(Stored dataset items)
==============================
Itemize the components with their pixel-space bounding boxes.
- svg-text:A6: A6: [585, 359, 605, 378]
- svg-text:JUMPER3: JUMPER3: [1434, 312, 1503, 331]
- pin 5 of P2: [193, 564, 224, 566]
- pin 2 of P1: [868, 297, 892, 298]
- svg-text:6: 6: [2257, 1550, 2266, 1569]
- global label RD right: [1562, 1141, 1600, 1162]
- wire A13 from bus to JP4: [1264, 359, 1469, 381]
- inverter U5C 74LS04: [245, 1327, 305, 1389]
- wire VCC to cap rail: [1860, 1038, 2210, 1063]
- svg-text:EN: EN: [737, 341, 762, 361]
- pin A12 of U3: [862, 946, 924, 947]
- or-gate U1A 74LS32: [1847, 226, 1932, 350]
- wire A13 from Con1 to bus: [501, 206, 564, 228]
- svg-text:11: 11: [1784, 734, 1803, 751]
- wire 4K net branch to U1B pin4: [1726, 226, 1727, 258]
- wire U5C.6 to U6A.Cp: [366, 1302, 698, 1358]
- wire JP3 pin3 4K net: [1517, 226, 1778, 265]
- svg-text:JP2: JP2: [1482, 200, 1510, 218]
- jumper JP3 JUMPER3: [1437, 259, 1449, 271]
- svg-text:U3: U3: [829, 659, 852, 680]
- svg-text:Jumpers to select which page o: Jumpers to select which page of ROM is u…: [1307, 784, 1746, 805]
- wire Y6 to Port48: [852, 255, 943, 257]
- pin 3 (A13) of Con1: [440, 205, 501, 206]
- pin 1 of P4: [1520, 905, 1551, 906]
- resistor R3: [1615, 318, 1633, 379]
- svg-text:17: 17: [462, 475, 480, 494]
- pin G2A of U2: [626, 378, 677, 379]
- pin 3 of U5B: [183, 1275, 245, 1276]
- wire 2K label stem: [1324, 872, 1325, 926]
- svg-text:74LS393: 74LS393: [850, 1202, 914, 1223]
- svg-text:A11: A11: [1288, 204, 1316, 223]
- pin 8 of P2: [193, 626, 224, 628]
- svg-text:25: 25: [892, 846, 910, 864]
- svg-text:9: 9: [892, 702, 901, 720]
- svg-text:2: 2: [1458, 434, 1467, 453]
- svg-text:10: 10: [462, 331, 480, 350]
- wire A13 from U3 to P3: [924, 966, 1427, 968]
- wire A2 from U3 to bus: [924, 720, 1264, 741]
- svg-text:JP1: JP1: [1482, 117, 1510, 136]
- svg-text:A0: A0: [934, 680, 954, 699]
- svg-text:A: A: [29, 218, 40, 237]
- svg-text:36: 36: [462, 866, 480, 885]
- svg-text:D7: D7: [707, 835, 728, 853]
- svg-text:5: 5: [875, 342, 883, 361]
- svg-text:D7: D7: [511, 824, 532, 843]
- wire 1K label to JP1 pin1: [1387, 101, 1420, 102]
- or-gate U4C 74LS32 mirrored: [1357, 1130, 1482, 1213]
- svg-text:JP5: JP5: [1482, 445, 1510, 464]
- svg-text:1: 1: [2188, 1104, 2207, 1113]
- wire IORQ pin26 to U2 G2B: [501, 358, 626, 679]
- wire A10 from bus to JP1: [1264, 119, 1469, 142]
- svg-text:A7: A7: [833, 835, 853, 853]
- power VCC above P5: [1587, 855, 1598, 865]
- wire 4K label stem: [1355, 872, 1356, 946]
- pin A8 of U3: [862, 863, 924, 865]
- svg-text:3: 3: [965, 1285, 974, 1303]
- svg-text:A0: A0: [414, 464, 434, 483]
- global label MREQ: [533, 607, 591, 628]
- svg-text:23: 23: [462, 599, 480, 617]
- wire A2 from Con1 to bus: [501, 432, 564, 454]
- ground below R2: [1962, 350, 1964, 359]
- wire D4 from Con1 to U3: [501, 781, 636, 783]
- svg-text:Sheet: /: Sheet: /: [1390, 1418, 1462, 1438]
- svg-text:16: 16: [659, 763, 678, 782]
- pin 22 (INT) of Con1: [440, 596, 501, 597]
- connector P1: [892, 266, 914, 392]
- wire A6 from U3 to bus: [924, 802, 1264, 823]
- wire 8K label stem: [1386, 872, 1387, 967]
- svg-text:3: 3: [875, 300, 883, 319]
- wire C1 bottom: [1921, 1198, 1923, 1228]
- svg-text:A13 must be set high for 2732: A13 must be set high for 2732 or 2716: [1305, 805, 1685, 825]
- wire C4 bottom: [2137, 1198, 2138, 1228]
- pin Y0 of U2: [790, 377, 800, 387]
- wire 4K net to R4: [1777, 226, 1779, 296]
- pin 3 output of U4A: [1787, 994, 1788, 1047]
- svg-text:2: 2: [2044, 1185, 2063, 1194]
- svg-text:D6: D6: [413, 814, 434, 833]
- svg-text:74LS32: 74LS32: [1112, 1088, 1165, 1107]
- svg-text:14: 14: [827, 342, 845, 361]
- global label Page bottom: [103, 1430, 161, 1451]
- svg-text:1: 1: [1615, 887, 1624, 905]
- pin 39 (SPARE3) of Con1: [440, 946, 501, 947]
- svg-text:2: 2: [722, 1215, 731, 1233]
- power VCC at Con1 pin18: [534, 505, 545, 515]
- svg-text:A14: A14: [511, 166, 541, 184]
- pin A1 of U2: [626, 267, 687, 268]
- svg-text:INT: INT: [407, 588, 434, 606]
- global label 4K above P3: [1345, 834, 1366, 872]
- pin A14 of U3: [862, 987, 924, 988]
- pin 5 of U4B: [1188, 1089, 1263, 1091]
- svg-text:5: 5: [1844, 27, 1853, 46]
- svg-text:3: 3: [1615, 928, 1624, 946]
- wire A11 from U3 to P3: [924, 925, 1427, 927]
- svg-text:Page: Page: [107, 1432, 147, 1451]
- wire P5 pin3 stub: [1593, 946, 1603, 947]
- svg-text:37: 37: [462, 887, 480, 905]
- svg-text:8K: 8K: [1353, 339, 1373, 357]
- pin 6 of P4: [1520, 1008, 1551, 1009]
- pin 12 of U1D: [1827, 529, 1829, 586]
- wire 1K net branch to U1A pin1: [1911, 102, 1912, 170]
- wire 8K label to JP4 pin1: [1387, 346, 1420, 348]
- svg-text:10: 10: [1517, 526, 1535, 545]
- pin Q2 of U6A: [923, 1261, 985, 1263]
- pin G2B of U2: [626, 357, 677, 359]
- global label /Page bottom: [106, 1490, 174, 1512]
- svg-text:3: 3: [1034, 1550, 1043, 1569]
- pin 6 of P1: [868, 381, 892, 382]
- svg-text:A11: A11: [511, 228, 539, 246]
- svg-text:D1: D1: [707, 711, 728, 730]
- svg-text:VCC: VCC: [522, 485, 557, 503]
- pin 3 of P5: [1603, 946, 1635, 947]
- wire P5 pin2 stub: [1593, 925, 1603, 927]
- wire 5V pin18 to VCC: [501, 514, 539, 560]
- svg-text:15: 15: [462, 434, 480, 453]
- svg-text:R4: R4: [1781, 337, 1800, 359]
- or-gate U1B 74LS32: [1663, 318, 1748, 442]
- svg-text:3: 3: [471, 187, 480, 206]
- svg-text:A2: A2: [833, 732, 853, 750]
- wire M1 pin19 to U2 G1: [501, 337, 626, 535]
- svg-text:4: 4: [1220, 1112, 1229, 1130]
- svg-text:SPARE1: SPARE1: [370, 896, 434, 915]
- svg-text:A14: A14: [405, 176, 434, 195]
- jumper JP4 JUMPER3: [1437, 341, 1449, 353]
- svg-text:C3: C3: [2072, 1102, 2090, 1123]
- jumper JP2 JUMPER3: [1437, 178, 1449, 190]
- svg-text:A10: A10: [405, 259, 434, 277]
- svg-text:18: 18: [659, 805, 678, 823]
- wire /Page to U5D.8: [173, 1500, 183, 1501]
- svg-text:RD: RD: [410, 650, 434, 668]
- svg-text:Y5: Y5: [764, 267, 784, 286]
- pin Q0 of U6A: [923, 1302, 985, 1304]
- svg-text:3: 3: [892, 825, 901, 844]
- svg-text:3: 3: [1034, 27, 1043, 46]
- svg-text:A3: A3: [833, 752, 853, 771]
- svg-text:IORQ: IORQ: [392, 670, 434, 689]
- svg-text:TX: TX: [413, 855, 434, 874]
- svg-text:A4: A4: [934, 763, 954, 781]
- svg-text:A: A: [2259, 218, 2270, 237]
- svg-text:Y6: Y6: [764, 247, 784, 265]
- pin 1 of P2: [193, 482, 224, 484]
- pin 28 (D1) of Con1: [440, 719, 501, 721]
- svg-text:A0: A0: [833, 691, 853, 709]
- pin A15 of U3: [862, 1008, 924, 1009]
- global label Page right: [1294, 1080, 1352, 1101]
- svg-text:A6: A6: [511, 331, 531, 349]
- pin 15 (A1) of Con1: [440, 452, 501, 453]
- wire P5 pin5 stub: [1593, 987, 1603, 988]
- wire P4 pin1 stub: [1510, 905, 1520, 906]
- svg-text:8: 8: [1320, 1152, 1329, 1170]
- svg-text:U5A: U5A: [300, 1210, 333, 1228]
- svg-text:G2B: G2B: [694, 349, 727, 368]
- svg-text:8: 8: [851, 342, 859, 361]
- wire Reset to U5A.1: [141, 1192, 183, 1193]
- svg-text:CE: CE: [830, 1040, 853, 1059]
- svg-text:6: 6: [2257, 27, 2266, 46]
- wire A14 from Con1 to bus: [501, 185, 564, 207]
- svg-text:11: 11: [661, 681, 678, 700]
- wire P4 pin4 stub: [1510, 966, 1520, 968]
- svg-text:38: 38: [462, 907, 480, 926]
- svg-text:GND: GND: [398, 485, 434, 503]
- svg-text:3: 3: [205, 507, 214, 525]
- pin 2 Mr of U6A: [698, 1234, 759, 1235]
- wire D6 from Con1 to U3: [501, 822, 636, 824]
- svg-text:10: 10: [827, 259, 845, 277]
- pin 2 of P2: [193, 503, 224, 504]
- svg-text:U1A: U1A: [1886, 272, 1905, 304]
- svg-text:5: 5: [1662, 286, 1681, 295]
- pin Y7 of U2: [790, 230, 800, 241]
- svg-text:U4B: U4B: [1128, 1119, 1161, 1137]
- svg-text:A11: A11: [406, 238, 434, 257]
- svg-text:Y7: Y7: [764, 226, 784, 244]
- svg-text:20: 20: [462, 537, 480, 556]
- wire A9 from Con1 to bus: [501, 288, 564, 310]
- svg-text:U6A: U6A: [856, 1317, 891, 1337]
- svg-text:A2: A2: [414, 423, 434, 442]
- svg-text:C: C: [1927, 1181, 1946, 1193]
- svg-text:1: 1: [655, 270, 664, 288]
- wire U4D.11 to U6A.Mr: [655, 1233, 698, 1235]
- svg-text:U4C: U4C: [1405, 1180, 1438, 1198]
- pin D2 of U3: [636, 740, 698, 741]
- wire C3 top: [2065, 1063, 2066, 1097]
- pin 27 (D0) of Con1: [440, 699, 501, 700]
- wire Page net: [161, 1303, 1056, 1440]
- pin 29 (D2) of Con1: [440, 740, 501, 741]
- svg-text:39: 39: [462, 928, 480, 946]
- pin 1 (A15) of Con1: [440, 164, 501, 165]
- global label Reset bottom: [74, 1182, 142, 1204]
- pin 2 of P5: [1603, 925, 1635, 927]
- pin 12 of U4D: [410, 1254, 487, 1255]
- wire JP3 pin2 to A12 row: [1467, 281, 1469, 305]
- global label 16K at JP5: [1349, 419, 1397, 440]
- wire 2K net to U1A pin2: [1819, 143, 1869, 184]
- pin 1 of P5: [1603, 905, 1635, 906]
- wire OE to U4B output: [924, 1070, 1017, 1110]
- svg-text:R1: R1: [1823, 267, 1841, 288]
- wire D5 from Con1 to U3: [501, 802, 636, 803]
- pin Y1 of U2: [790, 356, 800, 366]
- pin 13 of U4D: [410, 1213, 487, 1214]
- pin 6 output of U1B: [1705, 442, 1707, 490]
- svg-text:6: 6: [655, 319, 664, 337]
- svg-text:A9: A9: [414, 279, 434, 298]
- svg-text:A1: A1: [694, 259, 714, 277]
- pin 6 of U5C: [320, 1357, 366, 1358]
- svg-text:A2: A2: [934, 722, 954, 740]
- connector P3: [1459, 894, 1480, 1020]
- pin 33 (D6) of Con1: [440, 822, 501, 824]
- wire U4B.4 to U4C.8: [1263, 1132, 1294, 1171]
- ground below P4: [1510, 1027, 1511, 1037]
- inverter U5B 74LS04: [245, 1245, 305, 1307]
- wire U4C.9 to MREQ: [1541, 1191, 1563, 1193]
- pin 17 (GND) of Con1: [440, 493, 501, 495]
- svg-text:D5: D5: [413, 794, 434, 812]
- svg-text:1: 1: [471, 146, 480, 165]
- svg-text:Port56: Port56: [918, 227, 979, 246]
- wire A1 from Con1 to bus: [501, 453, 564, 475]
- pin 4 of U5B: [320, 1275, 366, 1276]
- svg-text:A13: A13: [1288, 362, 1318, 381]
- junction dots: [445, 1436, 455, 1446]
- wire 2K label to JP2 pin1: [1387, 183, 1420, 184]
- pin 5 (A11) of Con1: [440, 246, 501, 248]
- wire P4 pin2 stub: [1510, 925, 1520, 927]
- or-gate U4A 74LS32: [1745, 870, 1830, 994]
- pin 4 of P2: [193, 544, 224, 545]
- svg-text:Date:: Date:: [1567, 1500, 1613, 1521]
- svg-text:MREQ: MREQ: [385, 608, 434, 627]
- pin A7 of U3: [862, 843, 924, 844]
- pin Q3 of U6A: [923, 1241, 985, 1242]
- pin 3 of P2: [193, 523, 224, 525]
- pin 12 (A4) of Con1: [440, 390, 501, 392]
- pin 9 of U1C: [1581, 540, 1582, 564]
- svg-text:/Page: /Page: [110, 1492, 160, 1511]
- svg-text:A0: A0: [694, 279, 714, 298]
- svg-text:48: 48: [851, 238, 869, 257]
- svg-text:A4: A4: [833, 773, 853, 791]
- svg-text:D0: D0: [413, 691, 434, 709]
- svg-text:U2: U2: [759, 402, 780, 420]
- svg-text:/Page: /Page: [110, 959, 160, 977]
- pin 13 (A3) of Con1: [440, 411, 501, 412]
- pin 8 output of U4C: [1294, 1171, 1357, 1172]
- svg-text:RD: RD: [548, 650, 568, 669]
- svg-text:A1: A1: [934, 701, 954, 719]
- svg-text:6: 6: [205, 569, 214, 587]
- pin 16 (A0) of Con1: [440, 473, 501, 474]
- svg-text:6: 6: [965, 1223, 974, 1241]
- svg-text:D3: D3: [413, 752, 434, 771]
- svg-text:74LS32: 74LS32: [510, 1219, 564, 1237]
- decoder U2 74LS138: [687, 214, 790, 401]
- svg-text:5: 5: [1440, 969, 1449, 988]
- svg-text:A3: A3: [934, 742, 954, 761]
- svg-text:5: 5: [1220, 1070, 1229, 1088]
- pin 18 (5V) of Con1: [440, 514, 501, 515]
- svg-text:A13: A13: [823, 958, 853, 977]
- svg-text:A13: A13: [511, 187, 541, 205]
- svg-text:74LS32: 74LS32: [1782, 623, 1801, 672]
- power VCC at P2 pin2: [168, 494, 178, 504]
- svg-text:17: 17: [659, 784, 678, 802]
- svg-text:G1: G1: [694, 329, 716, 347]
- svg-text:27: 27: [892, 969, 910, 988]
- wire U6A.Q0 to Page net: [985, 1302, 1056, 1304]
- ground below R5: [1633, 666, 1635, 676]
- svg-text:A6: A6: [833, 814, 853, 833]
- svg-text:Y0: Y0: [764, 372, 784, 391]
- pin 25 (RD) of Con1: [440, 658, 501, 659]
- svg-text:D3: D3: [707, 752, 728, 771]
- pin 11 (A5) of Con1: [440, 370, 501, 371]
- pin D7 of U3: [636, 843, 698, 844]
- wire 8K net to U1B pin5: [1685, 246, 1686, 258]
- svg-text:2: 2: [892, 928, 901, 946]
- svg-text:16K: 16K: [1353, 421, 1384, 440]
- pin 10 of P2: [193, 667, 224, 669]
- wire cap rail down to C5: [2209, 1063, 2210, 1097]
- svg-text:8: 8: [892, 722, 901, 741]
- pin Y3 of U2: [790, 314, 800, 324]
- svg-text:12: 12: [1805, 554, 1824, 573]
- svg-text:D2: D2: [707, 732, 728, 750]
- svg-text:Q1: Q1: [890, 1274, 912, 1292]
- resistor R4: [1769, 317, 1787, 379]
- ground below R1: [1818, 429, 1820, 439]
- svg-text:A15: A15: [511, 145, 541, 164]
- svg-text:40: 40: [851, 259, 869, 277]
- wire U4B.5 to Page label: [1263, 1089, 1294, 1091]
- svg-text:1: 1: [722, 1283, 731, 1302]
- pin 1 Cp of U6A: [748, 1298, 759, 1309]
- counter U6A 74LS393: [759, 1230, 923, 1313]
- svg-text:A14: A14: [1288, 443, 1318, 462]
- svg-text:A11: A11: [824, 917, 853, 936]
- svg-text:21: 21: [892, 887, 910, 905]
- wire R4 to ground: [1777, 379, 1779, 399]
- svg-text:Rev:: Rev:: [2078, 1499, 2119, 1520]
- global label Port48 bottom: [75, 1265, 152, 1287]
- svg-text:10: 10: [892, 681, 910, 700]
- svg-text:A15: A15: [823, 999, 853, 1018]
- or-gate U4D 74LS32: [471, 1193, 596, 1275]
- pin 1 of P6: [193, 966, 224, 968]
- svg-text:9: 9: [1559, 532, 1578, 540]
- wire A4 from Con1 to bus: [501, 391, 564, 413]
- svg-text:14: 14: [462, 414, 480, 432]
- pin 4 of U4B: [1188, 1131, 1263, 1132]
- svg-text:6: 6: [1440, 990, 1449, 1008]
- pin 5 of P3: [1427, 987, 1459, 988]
==============================
#### The task:
Convert the stretch of the rows above, from the first line through the line containing "- wire A13 from U3", into a numbered list, leaving out any blank lines.

#### Complete response:
1. Itemize the components with their pixel-space bounding boxes.
2. - svg-text:A6: A6: [585, 359, 605, 378]
3. - svg-text:JUMPER3: JUMPER3: [1434, 312, 1503, 331]
4. - pin 5 of P2: [193, 564, 224, 566]
5. - pin 2 of P1: [868, 297, 892, 298]
6. - svg-text:6: 6: [2257, 1550, 2266, 1569]
7. - global label RD right: [1562, 1141, 1600, 1162]
8. - wire A13 from bus to JP4: [1264, 359, 1469, 381]
9. - inverter U5C 74LS04: [245, 1327, 305, 1389]
10. - wire VCC to cap rail: [1860, 1038, 2210, 1063]
11. - svg-text:EN: EN: [737, 341, 762, 361]
12. - pin A12 of U3: [862, 946, 924, 947]
13. - or-gate U1A 74LS32: [1847, 226, 1932, 350]
14. - wire A13 from Con1 to bus: [501, 206, 564, 228]
15. - svg-text:11: 11: [1784, 734, 1803, 751]
16. - wire 4K net branch to U1B pin4: [1726, 226, 1727, 258]
17. - wire U5C.6 to U6A.Cp: [366, 1302, 698, 1358]
18. - wire JP3 pin3 4K net: [1517, 226, 1778, 265]
19. - svg-text:JP2: JP2: [1482, 200, 1510, 218]
20. - jumper JP3 JUMPER3: [1437, 259, 1449, 271]
21. - svg-text:U3: U3: [829, 659, 852, 680]
22. - svg-text:Jumpers to select which page o: Jumpers to select which page of ROM is u…: [1307, 784, 1746, 805]
23. - wire Y6 to Port48: [852, 255, 943, 257]
24. - pin 3 (A13) of Con1: [440, 205, 501, 206]
25. - pin 1 of P4: [1520, 905, 1551, 906]
26. - resistor R3: [1615, 318, 1633, 379]
27. - svg-text:17: 17: [462, 475, 480, 494]
28. - pin G2A of U2: [626, 378, 677, 379]
29. - pin 3 of U5B: [183, 1275, 245, 1276]
30. - wire 2K label stem: [1324, 872, 1325, 926]
31. - svg-text:74LS393: 74LS393: [850, 1202, 914, 1223]
32. - svg-text:A11: A11: [1288, 204, 1316, 223]
33. - pin 8 of P2: [193, 626, 224, 628]
34. - svg-text:25: 25: [892, 846, 910, 864]
35. - svg-text:9: 9: [892, 702, 901, 720]
36. - svg-text:2: 2: [1458, 434, 1467, 453]
37. - svg-text:10: 10: [462, 331, 480, 350]
38. - wire A13 from U3 to P3: [924, 966, 1427, 968]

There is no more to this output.